● **TASK INPUT**
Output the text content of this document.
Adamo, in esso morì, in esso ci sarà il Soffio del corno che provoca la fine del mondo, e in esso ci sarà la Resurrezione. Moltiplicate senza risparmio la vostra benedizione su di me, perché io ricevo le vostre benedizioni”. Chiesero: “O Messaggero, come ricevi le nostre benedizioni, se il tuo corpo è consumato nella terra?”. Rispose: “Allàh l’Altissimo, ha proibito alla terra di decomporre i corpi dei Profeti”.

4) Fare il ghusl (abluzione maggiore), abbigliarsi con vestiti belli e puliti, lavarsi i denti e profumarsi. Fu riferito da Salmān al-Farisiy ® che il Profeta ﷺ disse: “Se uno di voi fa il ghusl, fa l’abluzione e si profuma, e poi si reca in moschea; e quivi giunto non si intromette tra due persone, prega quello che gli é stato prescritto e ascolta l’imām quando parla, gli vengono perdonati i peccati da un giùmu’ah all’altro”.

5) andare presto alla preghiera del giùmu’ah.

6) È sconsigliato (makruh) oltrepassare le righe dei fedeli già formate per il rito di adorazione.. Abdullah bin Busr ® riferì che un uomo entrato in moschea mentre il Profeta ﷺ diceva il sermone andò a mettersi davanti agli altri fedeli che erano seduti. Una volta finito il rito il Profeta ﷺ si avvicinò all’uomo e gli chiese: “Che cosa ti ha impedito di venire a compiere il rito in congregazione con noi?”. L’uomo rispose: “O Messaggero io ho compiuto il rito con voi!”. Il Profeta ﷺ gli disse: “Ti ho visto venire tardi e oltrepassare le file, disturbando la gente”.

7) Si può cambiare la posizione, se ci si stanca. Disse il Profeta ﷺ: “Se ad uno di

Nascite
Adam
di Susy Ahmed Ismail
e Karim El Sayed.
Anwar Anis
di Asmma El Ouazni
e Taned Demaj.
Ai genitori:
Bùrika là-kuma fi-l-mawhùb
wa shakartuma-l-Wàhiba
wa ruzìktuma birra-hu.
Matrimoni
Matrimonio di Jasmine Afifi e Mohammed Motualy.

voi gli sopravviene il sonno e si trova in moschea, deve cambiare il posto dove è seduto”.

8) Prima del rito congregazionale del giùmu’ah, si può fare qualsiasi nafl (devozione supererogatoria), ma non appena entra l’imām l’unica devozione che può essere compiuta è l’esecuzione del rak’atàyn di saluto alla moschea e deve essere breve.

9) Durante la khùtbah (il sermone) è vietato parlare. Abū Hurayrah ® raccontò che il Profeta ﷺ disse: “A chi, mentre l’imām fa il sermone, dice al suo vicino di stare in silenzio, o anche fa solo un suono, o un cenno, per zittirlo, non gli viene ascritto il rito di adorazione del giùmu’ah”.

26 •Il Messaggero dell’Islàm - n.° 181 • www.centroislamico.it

● **WHAT YOU HAVE TO DO**
State only the count of lines above that hold the string "deve".

● **RESPONSE TO THIS TASK**
2